EXERCISE TASK:
Write out all of the entries that follow, word for word, but skip the pictures.
***** DATA SHOWN *****
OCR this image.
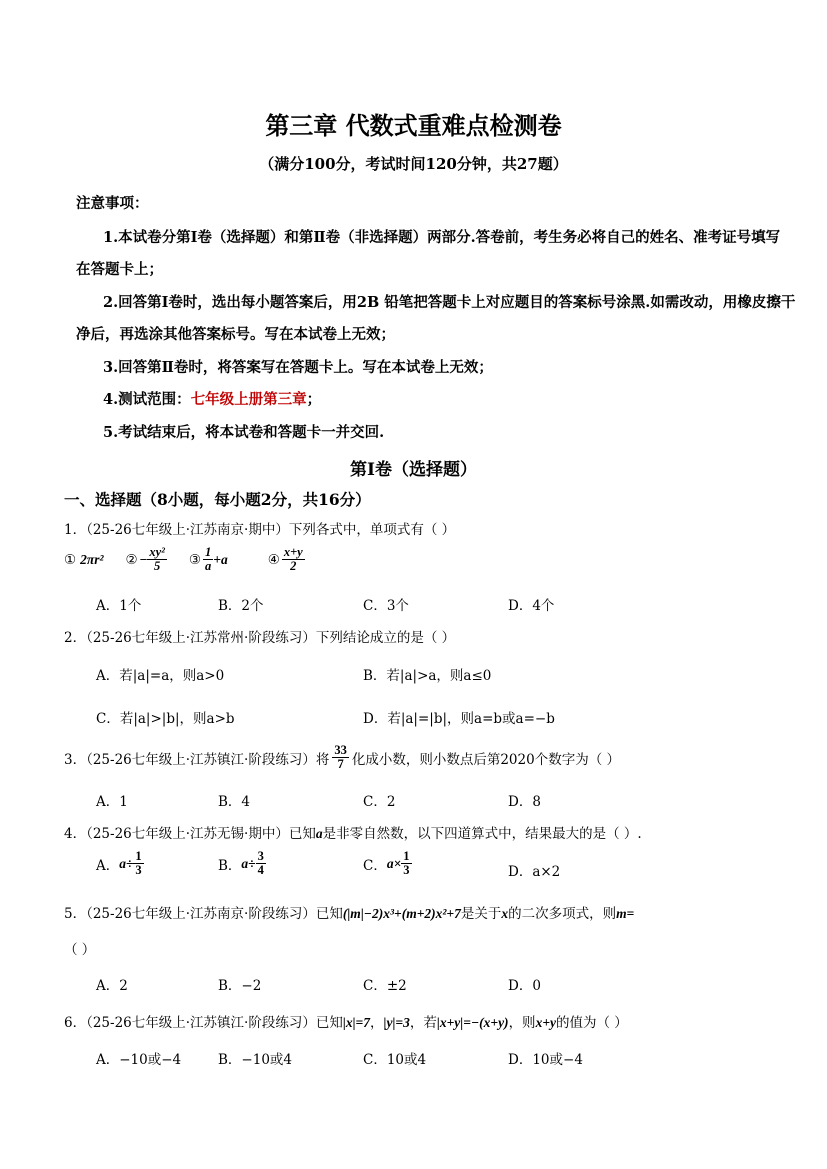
第三章 代数式重难点检测卷
（满分100分，考试时间120分钟，共27题）
注意事项：
1.本试卷分第Ⅰ卷（选择题）和第Ⅱ卷（非选择题）两部分.答卷前，考生务必将自己的姓名、准考证号填写
在答题卡上；
2.回答第Ⅰ卷时，选出每小题答案后，用2B 铅笔把答题卡上对应题目的答案标号涂黑.如需改动，用橡皮擦干
净后，再选涂其他答案标号。写在本试卷上无效；
3.回答第Ⅱ卷时，将答案写在答题卡上。写在本试卷上无效；
4.测试范围：七年级上册第三章；
5.考试结束后，将本试卷和答题卡一并交回.
第Ⅰ卷（选择题）
一、选择题（8小题，每小题2分，共16分）
1．（25-26七年级上·江苏南京·期中）下列各式中，单项式有（ ）
① 2πr² ② − $\frac{\text{xy²}}{5}$ ③ $\frac{1}{a} +a$	④ $\frac{x+y}{2}$
A．1个	B．2个	C．3个	D．4个
2．（25-26七年级上·江苏常州·阶段练习）下列结论成立的是（ ）
A．若|a|=a，则a>0	B．若|a|>a，则a≤0
C．若|a|>|b|，则a>b	D．若|a|=|b|，则a=b或a=−b
3．（25-26七年级上·江苏镇江·阶段练习）将 $\frac{33}{7}$ 化成小数，则小数点后第2020个数字为（ ）
A．1	B．4	C．2	D．8
4．（25-26七年级上·江苏无锡·期中）已知a是非零自然数，以下四道算式中，结果最大的是（ ）.
A． $a\div \frac{1}{3}$	B． $a\div \frac{3}{4}$	C． $a\times \frac{1}{3}$	D．a×2
5．（25-26七年级上·江苏南京·阶段练习）已知(|m|−2)x³+(m+2)x²+7是关于x的二次多项式，则m=
（ ）
A．2	B．−2	C．±2	D．0
6．（25-26七年级上·江苏镇江·阶段练习）已知|x|=7，|y|=3，若|x+y|=−(x+y)，则x+y的值为（ ）
A．−10或−4	B．−10或4	C．10或4	D．10或−4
*****
REPLY:
OCR this image.
第三章 代数式重难点检测卷
（满分100分，考试时间120分钟，共27题）
注意事项：
1.本试卷分第Ⅰ卷（选择题）和第Ⅱ卷（非选择题）两部分.答卷前，考生务必将自己的姓名、准考证号填写
在答题卡上；
2.回答第Ⅰ卷时，选出每小题答案后，用2B 铅笔把答题卡上对应题目的答案标号涂黑.如需改动，用橡皮擦干
净后，再选涂其他答案标号。写在本试卷上无效；
3.回答第Ⅱ卷时，将答案写在答题卡上。写在本试卷上无效；
4.测试范围：七年级上册第三章；
5.考试结束后，将本试卷和答题卡一并交回.
第Ⅰ卷（选择题）
一、选择题（8小题，每小题2分，共16分）
1．（25-26七年级上·江苏南京·期中）下列各式中，单项式有（ ）
① 2πr² ② − $\frac{\text{xy²}}{5}$ ③ $\frac{1}{a} +a$	④ $\frac{x+y}{2}$
A．1个	B．2个	C．3个	D．4个
2．（25-26七年级上·江苏常州·阶段练习）下列结论成立的是（ ）
A．若|a|=a，则a>0	B．若|a|>a，则a≤0
C．若|a|>|b|，则a>b	D．若|a|=|b|，则a=b或a=−b
3．（25-26七年级上·江苏镇江·阶段练习）将 $\frac{33}{7}$ 化成小数，则小数点后第2020个数字为（ ）
A．1	B．4	C．2	D．8
4．（25-26七年级上·江苏无锡·期中）已知a是非零自然数，以下四道算式中，结果最大的是（ ）.
A． $a\div \frac{1}{3}$	B． $a\div \frac{3}{4}$	C． $a\times \frac{1}{3}$	D．a×2
5．（25-26七年级上·江苏南京·阶段练习）已知(|m|−2)x³+(m+2)x²+7是关于x的二次多项式，则m=
（ ）
A．2	B．−2	C．±2	D．0
6．（25-26七年级上·江苏镇江·阶段练习）已知|x|=7，|y|=3，若|x+y|=−(x+y)，则x+y的值为（ ）
A．−10或−4	B．−10或4	C．10或4	D．10或−4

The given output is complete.